Exercise requirements. Reproduce the article record on pyrrole–imidazole polyamide DNA binding word for word, in full.

Text provided.
_ _ _ _ _ _ _

Open AccessSingle position substitution of hairpin pyrrole-imidazole polyamides imparts distinct DNA-binding profiles across the human genome
Author(s) -
Paul B. Finn,
Devesh Bhimsaria,
Asfa Ali,
Asuka Eguchi,
Aseem Z. Ansari,
Peter B. Dervan
Publication year - 2020
Publication title -
plos one
Language(s) - English
Resource type - Journals
SCImago Journal Rank - 0.99
H-Index - 332
ISSN - 1932-6203
DOI - 10.1371/journal.pone.0243905
Subject(s) - dna , genome , chromatin , biology , dna sequencing , human genome , computational biology , biochemistry , genetics , chemistry , gene
Pyrrole–imidazole (Py–Im) polyamides are synthetic molecules that can be rationally designed to target specific DNA sequences to both disrupt and recruit transcriptional machinery. While in vitro binding has been extensively studied, in vivo effects are often difficult to predict using current models of DNA binding. Determining the impact of genomic architecture and the local chromatin landscape on polyamide-DNA sequence specificity remains an unresolved question that impedes their effective deployment in vivo . In this report we identified polyamide–DNA interaction sites across the entire genome, by covalently crosslinking and capturing these events in the nuclei of human LNCaP cells. This technique confirms the ability of two eight ring hairpin-polyamides, with similar architectures but differing at a single ring position (Py to Im), to retain in vitro specificities and display distinct genome-wide binding profiles.

_ _ _ _ _ _ _

Data excerpts.

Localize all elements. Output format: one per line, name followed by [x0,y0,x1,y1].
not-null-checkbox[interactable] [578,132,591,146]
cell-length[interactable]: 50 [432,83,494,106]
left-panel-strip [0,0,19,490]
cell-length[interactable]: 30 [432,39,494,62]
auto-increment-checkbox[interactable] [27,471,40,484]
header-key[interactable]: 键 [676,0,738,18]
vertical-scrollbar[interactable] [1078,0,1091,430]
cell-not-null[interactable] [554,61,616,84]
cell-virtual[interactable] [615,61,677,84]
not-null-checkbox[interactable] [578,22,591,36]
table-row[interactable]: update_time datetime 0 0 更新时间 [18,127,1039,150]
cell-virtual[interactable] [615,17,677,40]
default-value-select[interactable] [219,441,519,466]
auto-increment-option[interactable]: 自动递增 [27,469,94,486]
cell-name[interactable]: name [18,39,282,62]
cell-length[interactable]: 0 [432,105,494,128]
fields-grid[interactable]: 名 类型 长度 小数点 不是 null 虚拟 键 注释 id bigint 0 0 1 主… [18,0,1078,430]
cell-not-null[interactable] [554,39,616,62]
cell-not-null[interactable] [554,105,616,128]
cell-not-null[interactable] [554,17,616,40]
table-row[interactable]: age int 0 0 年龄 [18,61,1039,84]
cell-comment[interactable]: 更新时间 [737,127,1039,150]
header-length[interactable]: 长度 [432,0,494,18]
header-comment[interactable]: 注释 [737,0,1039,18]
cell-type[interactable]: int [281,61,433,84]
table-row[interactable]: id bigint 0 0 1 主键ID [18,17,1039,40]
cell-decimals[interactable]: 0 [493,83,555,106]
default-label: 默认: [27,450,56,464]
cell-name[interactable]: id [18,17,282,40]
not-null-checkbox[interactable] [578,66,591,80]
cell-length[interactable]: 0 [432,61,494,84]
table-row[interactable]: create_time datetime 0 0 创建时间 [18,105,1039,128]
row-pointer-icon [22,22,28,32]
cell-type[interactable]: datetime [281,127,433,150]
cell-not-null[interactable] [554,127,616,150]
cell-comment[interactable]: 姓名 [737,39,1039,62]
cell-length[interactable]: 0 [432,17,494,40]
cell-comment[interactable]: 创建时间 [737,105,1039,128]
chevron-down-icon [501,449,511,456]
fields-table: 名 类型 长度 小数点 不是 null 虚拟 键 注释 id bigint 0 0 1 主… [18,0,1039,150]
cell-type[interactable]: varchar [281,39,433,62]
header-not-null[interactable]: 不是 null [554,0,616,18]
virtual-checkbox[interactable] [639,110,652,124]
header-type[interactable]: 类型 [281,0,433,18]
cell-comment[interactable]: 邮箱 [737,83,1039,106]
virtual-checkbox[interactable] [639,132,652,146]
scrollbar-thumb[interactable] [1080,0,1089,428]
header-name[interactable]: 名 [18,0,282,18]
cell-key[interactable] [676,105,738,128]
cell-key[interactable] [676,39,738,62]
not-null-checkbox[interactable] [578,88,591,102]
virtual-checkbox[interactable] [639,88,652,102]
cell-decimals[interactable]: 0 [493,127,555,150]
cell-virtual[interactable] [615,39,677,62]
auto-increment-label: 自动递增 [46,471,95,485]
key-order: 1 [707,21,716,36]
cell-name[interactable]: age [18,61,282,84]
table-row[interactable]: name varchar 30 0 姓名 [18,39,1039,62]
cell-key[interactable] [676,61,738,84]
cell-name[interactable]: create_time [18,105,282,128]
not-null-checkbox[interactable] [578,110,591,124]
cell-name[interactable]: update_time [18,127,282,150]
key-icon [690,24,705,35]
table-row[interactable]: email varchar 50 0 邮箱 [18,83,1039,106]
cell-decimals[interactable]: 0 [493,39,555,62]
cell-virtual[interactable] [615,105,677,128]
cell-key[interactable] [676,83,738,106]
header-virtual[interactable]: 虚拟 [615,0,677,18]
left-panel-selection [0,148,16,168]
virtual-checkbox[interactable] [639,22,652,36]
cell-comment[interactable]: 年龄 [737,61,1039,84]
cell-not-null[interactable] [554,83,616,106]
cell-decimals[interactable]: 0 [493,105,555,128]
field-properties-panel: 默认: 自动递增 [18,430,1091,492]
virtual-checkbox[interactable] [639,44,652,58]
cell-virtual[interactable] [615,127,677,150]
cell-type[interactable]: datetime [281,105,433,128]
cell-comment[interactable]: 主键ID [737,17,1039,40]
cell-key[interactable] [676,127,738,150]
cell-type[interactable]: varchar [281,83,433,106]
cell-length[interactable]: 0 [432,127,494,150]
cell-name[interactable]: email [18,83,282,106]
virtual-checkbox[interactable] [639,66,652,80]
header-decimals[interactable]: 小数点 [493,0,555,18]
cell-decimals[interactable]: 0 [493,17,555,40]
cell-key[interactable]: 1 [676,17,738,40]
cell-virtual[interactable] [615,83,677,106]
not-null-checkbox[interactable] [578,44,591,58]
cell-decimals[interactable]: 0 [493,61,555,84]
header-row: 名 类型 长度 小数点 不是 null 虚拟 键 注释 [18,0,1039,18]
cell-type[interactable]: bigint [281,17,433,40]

_ _ _ _ _ _ _

Output for this exercise.
Open AccessSingle position substitution of hairpin pyrrole-imidazole polyamides imparts distinct DNA-binding profiles across the human genome
Author(s) -
Paul B. Finn,
Devesh Bhimsaria,
Asfa Ali,
Asuka Eguchi,
Aseem Z. Ansari,
Peter B. Dervan
Publication year - 2020
Publication title -
plos one
Language(s) - English
Resource type - Journals
SCImago Journal Rank - 0.99
H-Index - 332
ISSN - 1932-6203
DOI - 10.1371/journal.pone.0243905
Subject(s) - dna , genome , chromatin , biology , dna sequencing , human genome , computational biology , biochemistry , genetics , chemistry , gene
Pyrrole–imidazole (Py–Im) polyamides are synthetic molecules that can be rationally designed to target specific DNA sequences to both disrupt and recruit transcriptional machinery. While in vitro binding has been extensively studied, in vivo effects are often difficult to predict using current models of DNA binding. Determining the impact of genomic architecture and the local chromatin landscape on polyamide-DNA sequence specificity remains an unresolved question that impedes their effective deployment in vivo . In this report we identified polyamide–DNA interaction sites across the entire genome, by covalently crosslinking and capturing these events in the nuclei of human LNCaP cells. This technique confirms the ability of two eight ring hairpin-polyamides, with similar architectures but differing at a single ring position (Py to Im), to retain in vitro specificities and display distinct genome-wide binding profiles.